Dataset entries
--- --- ---

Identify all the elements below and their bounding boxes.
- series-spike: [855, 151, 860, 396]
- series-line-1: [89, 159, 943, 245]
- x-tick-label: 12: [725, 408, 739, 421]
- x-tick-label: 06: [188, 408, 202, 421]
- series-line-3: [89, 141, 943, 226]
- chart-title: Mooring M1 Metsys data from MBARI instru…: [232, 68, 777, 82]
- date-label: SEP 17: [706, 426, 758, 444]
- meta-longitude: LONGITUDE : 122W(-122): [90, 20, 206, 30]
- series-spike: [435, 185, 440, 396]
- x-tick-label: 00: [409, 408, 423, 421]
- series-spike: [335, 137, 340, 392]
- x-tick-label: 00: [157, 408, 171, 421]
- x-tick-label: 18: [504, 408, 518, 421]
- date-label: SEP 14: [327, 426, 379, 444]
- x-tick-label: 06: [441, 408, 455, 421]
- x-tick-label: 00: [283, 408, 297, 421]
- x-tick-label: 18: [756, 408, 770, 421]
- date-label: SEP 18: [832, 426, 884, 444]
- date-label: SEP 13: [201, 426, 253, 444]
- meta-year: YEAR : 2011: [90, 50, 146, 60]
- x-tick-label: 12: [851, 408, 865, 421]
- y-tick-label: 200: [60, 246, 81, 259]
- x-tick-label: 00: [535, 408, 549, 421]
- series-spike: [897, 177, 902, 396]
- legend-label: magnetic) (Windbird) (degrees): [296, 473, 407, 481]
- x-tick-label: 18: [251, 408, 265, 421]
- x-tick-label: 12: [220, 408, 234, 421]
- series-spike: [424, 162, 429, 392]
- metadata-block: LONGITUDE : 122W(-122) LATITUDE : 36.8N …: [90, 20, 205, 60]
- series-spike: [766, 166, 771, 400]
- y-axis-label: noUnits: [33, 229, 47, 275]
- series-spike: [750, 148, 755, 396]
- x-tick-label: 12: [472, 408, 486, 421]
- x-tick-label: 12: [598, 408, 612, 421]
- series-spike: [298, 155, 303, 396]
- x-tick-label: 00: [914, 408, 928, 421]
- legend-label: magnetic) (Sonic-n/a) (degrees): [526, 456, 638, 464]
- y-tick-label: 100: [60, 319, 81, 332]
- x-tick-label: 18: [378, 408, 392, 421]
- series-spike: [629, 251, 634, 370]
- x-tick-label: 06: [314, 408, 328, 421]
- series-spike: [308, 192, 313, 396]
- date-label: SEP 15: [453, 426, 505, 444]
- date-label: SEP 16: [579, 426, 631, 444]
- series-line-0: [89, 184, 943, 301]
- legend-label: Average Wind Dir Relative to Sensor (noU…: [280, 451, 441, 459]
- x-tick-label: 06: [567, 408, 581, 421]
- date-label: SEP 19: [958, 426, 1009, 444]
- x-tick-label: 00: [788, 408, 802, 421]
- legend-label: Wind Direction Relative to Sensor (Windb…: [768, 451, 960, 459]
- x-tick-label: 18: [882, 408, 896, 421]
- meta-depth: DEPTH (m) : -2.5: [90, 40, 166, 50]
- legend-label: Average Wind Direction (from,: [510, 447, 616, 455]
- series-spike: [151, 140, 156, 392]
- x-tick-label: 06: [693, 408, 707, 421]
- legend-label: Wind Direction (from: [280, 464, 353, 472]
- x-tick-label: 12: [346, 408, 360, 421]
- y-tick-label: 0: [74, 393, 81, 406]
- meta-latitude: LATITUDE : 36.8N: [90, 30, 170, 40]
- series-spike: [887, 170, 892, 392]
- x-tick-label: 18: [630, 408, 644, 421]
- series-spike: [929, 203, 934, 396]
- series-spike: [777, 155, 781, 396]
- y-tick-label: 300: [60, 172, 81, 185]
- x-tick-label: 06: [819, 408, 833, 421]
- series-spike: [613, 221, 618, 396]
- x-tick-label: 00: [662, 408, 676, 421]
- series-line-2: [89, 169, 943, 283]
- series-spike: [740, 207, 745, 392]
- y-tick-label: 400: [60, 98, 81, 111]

--- --- ---

• Exercise requirements
Reproduce every row above word for word.

• Answer to the problem
Identify all the elements below and their bounding boxes.
- series-spike: [855, 151, 860, 396]
- series-line-1: [89, 159, 943, 245]
- x-tick-label: 12: [725, 408, 739, 421]
- x-tick-label: 06: [188, 408, 202, 421]
- series-line-3: [89, 141, 943, 226]
- chart-title: Mooring M1 Metsys data from MBARI instru…: [232, 68, 777, 82]
- date-label: SEP 17: [706, 426, 758, 444]
- meta-longitude: LONGITUDE : 122W(-122): [90, 20, 206, 30]
- series-spike: [435, 185, 440, 396]
- x-tick-label: 00: [409, 408, 423, 421]
- series-spike: [335, 137, 340, 392]
- x-tick-label: 00: [157, 408, 171, 421]
- x-tick-label: 18: [504, 408, 518, 421]
- date-label: SEP 14: [327, 426, 379, 444]
- x-tick-label: 06: [441, 408, 455, 421]
- x-tick-label: 00: [283, 408, 297, 421]
- x-tick-label: 18: [756, 408, 770, 421]
- date-label: SEP 18: [832, 426, 884, 444]
- date-label: SEP 13: [201, 426, 253, 444]
- meta-year: YEAR : 2011: [90, 50, 146, 60]
- x-tick-label: 12: [851, 408, 865, 421]
- y-tick-label: 200: [60, 246, 81, 259]
- x-tick-label: 00: [535, 408, 549, 421]
- series-spike: [897, 177, 902, 396]
- legend-label: magnetic) (Windbird) (degrees): [296, 473, 407, 481]
- x-tick-label: 18: [251, 408, 265, 421]
- x-tick-label: 12: [220, 408, 234, 421]
- series-spike: [424, 162, 429, 392]
- metadata-block: LONGITUDE : 122W(-122) LATITUDE : 36.8N …: [90, 20, 205, 60]
- series-spike: [766, 166, 771, 400]
- y-axis-label: noUnits: [33, 229, 47, 275]
- series-spike: [750, 148, 755, 396]
- x-tick-label: 12: [472, 408, 486, 421]
- x-tick-label: 12: [598, 408, 612, 421]
- series-spike: [298, 155, 303, 396]
- x-tick-label: 00: [914, 408, 928, 421]
- legend-label: magnetic) (Sonic-n/a) (degrees): [526, 456, 638, 464]
- y-tick-label: 100: [60, 319, 81, 332]
- x-tick-label: 18: [378, 408, 392, 421]
- series-spike: [629, 251, 634, 370]
- x-tick-label: 06: [314, 408, 328, 421]
- series-spike: [308, 192, 313, 396]
- date-label: SEP 15: [453, 426, 505, 444]
- date-label: SEP 16: [579, 426, 631, 444]
- series-line-0: [89, 184, 943, 301]
- legend-label: Average Wind Dir Relative to Sensor (noU…: [280, 451, 441, 459]
- x-tick-label: 06: [567, 408, 581, 421]
- date-label: SEP 19: [958, 426, 1009, 444]
- x-tick-label: 00: [788, 408, 802, 421]
- legend-label: Wind Direction Relative to Sensor (Windb…: [768, 451, 960, 459]
- x-tick-label: 18: [882, 408, 896, 421]
- meta-depth: DEPTH (m) : -2.5: [90, 40, 166, 50]
- legend-label: Average Wind Direction (from,: [510, 447, 616, 455]
- series-spike: [151, 140, 156, 392]
- x-tick-label: 06: [693, 408, 707, 421]
- legend-label: Wind Direction (from: [280, 464, 353, 472]
- x-tick-label: 12: [346, 408, 360, 421]
- y-tick-label: 0: [74, 393, 81, 406]
- meta-latitude: LATITUDE : 36.8N: [90, 30, 170, 40]
- series-spike: [887, 170, 892, 392]
- x-tick-label: 18: [630, 408, 644, 421]
- series-spike: [929, 203, 934, 396]
- series-spike: [777, 155, 781, 396]
- y-tick-label: 300: [60, 172, 81, 185]
- x-tick-label: 06: [819, 408, 833, 421]
- series-spike: [613, 221, 618, 396]
- x-tick-label: 00: [662, 408, 676, 421]
- series-line-2: [89, 169, 943, 283]
- series-spike: [740, 207, 745, 392]
- y-tick-label: 400: [60, 98, 81, 111]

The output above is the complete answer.